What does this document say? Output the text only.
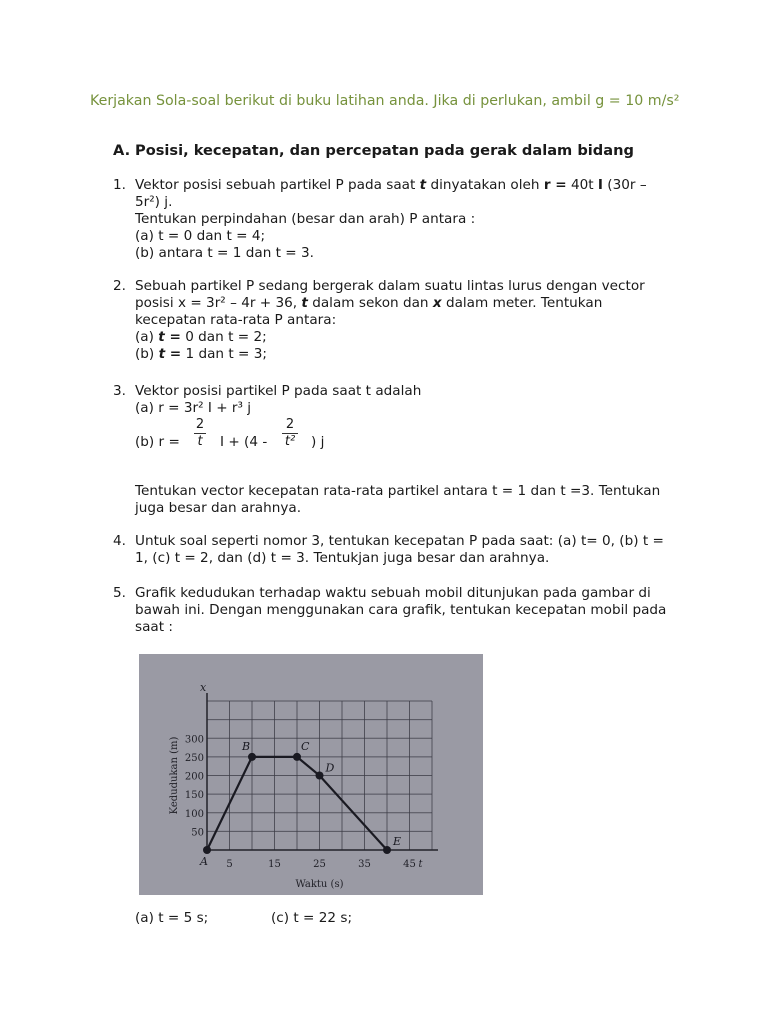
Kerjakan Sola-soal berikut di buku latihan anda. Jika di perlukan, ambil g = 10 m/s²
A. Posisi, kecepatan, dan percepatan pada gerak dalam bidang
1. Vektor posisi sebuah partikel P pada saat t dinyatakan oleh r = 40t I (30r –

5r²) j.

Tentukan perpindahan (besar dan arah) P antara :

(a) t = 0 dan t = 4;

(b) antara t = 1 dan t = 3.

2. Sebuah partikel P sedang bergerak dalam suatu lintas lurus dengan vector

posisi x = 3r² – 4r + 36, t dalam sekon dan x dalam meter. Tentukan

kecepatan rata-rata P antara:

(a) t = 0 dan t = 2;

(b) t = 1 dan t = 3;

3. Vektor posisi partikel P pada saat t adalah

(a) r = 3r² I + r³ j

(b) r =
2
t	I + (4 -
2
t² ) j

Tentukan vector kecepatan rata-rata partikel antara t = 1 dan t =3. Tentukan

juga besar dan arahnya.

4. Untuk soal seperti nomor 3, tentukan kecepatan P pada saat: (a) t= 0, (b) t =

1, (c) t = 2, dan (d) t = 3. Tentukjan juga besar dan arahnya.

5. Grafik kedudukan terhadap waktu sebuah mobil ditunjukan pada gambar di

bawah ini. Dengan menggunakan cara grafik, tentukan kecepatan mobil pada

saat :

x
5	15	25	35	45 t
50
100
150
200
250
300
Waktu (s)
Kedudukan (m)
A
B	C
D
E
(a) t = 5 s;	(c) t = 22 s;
* * *
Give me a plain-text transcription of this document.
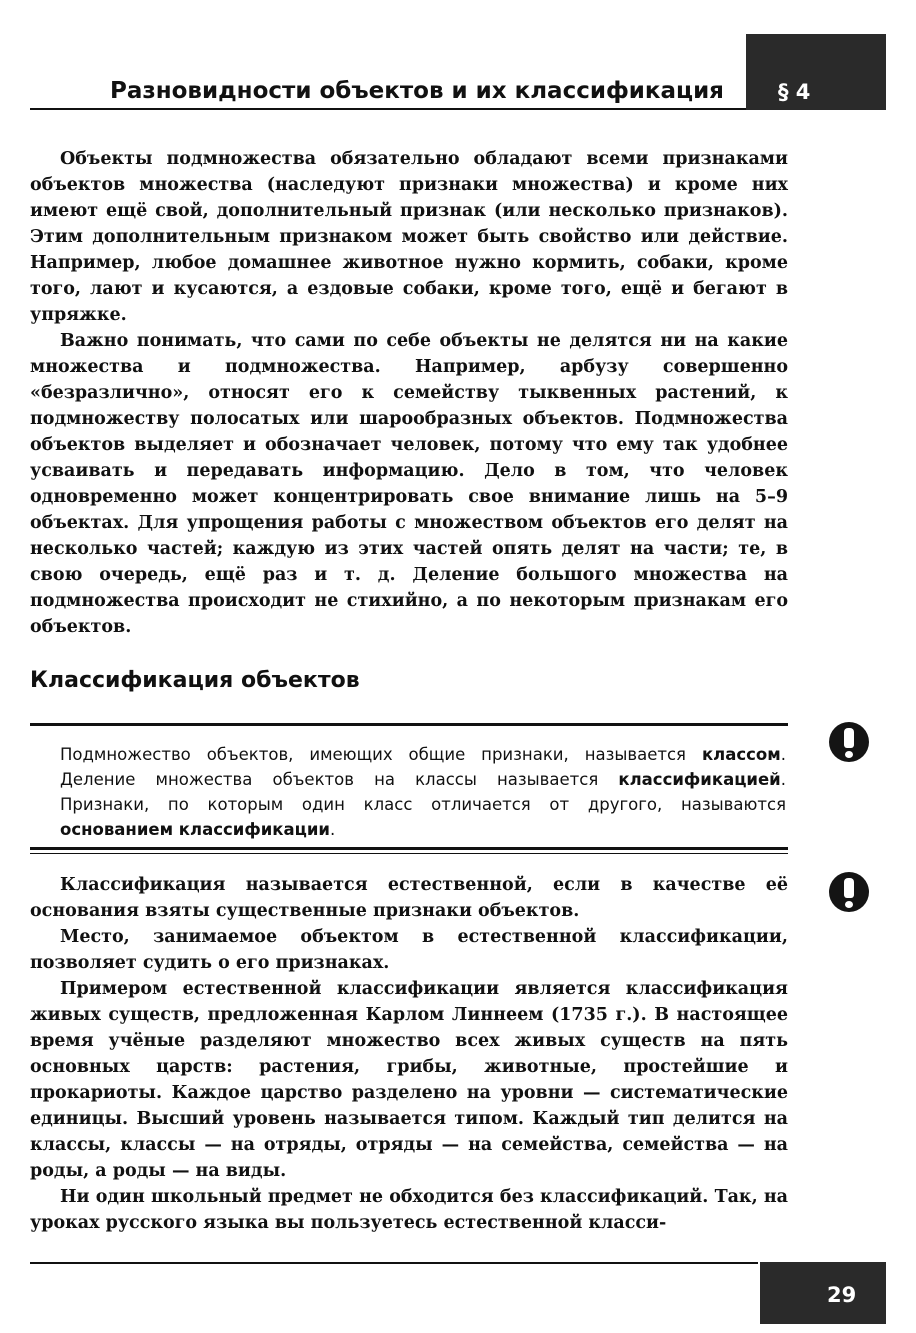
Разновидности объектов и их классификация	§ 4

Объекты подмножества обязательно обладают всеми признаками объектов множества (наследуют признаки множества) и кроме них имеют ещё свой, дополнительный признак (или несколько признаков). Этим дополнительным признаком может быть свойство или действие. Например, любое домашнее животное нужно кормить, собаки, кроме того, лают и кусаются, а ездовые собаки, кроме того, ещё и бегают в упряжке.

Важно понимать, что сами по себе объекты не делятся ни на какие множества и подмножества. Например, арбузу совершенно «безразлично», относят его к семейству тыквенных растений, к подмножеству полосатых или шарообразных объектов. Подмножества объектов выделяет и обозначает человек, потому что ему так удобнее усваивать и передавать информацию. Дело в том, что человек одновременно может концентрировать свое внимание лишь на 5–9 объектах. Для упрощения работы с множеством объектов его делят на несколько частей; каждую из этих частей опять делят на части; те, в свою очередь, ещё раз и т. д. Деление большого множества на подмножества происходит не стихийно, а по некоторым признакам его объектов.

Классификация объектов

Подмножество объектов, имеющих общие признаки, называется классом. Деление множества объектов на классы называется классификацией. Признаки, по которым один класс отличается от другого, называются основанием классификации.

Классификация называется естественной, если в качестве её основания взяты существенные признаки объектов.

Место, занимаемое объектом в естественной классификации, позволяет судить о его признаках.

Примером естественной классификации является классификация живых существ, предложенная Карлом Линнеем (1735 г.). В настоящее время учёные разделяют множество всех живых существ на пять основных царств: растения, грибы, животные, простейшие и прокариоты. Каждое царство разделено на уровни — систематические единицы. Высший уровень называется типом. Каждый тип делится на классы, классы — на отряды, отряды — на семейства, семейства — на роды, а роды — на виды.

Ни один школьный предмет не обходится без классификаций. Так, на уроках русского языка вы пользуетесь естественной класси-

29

Directions
Filter the records for lines holding the string "pada". Copy each one.

Answer to this task
A. Posisi, kecepatan, dan percepatan pada gerak dalam bidang
1. Vektor posisi sebuah partikel P pada saat t dinyatakan oleh r = 40t I (30r –
3. Vektor posisi partikel P pada saat t adalah
4. Untuk soal seperti nomor 3, tentukan kecepatan P pada saat: (a) t= 0, (b) t =
5. Grafik kedudukan terhadap waktu sebuah mobil ditunjukan pada gambar di
bawah ini. Dengan menggunakan cara grafik, tentukan kecepatan mobil pada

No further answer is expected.